- **Exercise description**: Print every entry, word for word, and skip the images.

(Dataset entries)
================================

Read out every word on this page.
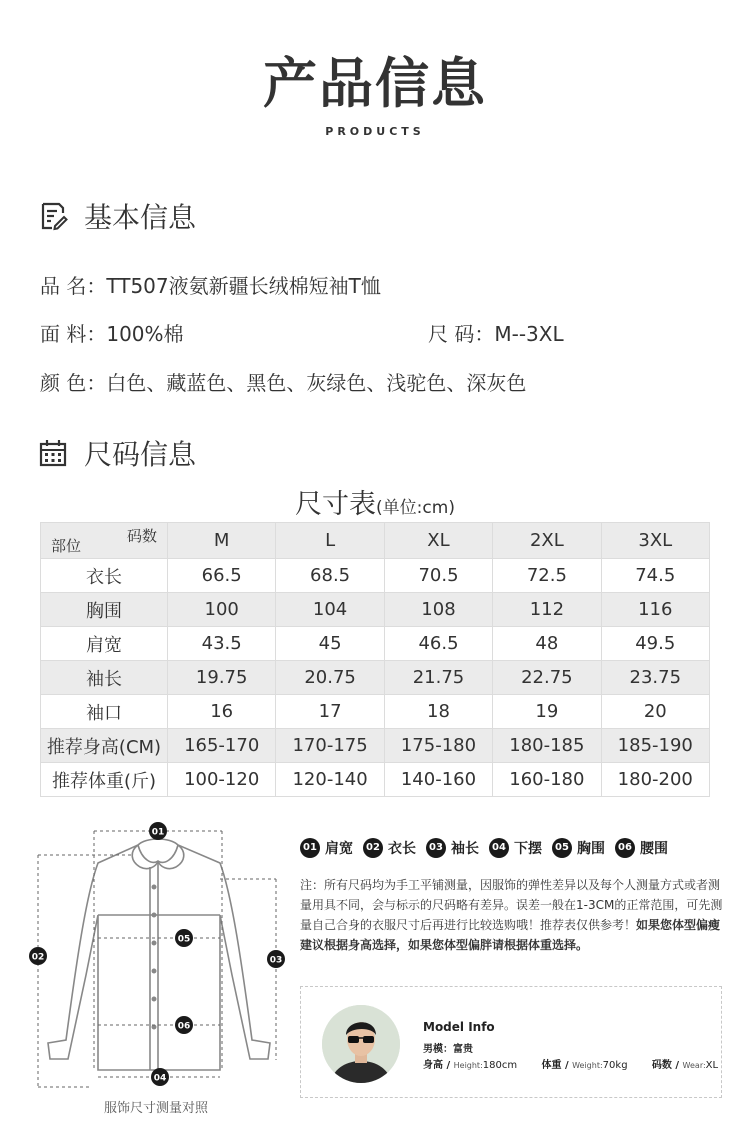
产品信息
PRODUCTS
基本信息
品 名：TT507液氨新疆长绒棉短袖T恤
面 料：100%棉	尺 码：M--3XL
颜 色：白色、藏蓝色、黑色、灰绿色、浅驼色、深灰色
尺码信息
尺寸表(单位:cm)
码数
部位	M	L	XL	2XL	3XL
衣长	66.5	68.5	70.5	72.5	74.5
胸围	100	104	108	112	116
肩宽	43.5	45	46.5	48	49.5
袖长	19.75	20.75	21.75	22.75	23.75
袖口	16	17	18	19	20
推荐身高(CM)	165-170	170-175	175-180	180-185	185-190
推荐体重(斤)	100-120	120-140	140-160	160-180	180-200
01
02	03
05
06
04
服饰尺寸测量对照
01 肩宽	02 衣长	03 袖长	04 下摆	05 胸围	06 腰围
注：所有尺码均为手工平铺测量，因服饰的弹性差异以及每个人测量方式或者测量用具不同，会与标示的尺码略有差异。误差一般在1-3CM的正常范围，可先测量自己合身的衣服尺寸后再进行比较选购哦！推荐表仅供参考！如果您体型偏瘦建议根据身高选择，如果您体型偏胖请根据体重选择。
Model Info
男模：富贵
身高 / Height:180cm 体重 / Weight:70kg 码数 / Wear:XL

================================

- **Answer to this problem**:
Read out every word on this page.
产品信息
PRODUCTS
基本信息
品 名：TT507液氨新疆长绒棉短袖T恤
面 料：100%棉	尺 码：M--3XL
颜 色：白色、藏蓝色、黑色、灰绿色、浅驼色、深灰色
尺码信息
尺寸表(单位:cm)
码数
部位	M	L	XL	2XL	3XL
衣长	66.5	68.5	70.5	72.5	74.5
胸围	100	104	108	112	116
肩宽	43.5	45	46.5	48	49.5
袖长	19.75	20.75	21.75	22.75	23.75
袖口	16	17	18	19	20
推荐身高(CM)	165-170	170-175	175-180	180-185	185-190
推荐体重(斤)	100-120	120-140	140-160	160-180	180-200
01
02	03
05
06
04
服饰尺寸测量对照
01 肩宽	02 衣长	03 袖长	04 下摆	05 胸围	06 腰围
注：所有尺码均为手工平铺测量，因服饰的弹性差异以及每个人测量方式或者测量用具不同，会与标示的尺码略有差异。误差一般在1-3CM的正常范围，可先测量自己合身的衣服尺寸后再进行比较选购哦！推荐表仅供参考！如果您体型偏瘦建议根据身高选择，如果您体型偏胖请根据体重选择。
Model Info
男模：富贵
身高 / Height:180cm 体重 / Weight:70kg 码数 / Wear:XL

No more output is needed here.